[Dataset records]
○ ○ ○ ○ ○
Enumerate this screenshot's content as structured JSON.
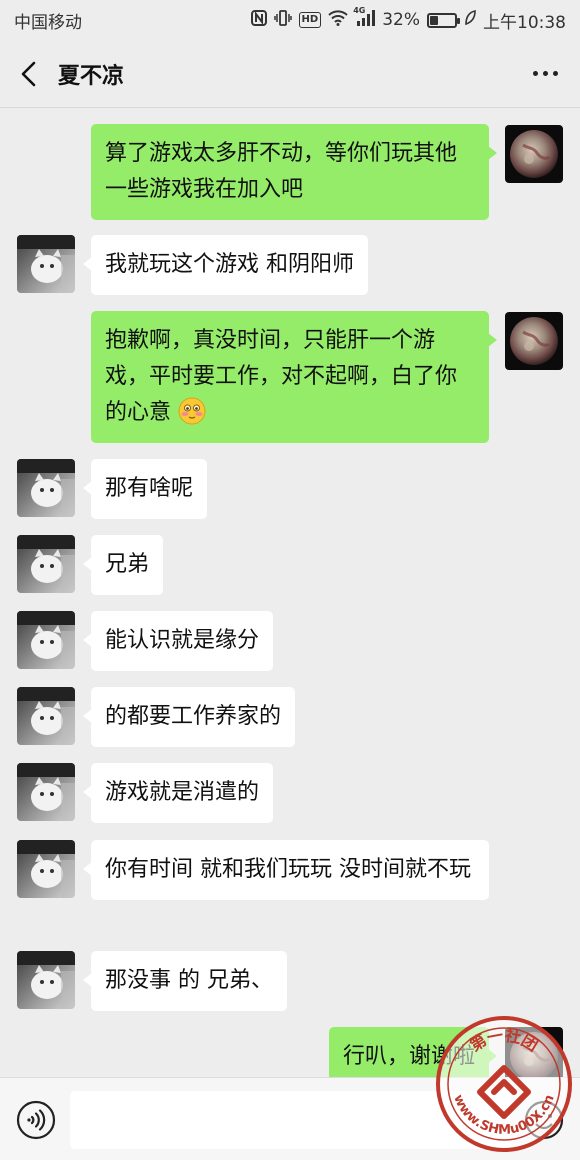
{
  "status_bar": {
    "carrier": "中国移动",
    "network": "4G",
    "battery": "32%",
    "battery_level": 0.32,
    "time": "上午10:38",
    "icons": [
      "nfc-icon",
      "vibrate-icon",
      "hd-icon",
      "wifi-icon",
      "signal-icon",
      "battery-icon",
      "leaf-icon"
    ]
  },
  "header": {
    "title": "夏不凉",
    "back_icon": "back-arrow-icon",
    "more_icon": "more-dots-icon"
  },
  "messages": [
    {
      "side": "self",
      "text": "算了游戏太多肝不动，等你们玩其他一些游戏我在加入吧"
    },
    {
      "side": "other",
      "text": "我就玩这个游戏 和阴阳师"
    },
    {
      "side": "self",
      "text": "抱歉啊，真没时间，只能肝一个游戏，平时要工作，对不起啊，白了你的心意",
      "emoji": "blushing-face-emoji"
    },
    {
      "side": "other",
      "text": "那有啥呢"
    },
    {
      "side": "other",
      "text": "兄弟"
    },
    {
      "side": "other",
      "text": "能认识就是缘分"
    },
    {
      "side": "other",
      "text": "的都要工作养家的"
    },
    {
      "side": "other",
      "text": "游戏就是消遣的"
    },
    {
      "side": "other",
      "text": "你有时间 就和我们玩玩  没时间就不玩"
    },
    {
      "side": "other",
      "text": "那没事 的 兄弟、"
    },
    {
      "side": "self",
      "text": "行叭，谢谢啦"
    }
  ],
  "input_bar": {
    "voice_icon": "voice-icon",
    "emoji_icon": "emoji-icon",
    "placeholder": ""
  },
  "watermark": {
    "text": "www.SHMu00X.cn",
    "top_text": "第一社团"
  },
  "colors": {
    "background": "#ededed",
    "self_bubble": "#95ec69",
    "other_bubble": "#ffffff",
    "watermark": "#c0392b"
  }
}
○ ○ ○ ○ ○
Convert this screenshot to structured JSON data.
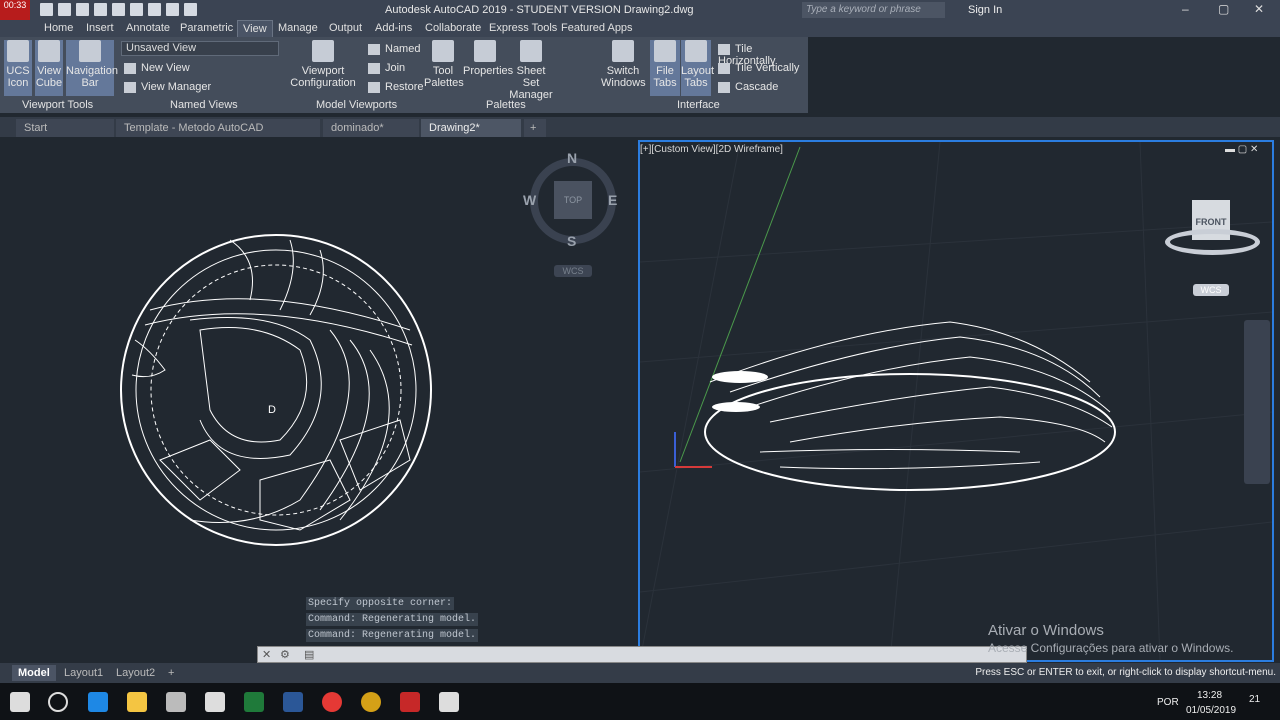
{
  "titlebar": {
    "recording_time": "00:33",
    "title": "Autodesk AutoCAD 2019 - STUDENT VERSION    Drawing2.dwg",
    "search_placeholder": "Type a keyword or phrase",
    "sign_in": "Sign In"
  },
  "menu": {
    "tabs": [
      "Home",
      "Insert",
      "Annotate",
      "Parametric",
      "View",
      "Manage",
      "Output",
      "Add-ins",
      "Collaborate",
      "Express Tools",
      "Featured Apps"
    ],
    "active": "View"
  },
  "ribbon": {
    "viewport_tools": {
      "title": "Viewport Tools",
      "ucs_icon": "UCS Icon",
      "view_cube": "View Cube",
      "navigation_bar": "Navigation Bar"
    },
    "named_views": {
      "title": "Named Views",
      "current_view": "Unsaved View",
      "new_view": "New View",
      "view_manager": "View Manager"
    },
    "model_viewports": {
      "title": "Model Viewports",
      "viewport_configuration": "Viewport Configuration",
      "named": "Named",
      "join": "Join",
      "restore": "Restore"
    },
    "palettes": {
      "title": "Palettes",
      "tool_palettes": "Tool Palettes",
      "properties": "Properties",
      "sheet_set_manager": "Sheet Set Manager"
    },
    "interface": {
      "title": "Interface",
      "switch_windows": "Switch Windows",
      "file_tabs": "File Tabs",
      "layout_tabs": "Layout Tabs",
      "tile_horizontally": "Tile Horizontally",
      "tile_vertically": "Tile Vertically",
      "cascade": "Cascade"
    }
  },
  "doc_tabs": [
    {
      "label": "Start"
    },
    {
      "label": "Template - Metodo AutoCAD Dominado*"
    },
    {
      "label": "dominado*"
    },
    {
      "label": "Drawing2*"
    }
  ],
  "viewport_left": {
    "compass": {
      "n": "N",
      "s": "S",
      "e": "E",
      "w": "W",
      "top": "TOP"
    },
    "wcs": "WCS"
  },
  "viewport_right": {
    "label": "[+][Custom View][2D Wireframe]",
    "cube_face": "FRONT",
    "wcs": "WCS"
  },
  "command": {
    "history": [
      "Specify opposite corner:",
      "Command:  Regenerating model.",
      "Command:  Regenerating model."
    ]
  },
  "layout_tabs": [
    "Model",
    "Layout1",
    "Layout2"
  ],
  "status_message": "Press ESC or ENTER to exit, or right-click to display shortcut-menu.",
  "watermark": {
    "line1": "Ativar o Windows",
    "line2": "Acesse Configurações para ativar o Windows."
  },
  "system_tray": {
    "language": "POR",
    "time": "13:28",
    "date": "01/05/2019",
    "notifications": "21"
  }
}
○ ○ ○ ○ ○
DIRECTION: In the records above, find the lines containing "menu" and copy them.

SOLUTION FOR THIS PROBLEM:
  "menu": {
  "status_message": "Press ESC or ENTER to exit, or right-click to display shortcut-menu.",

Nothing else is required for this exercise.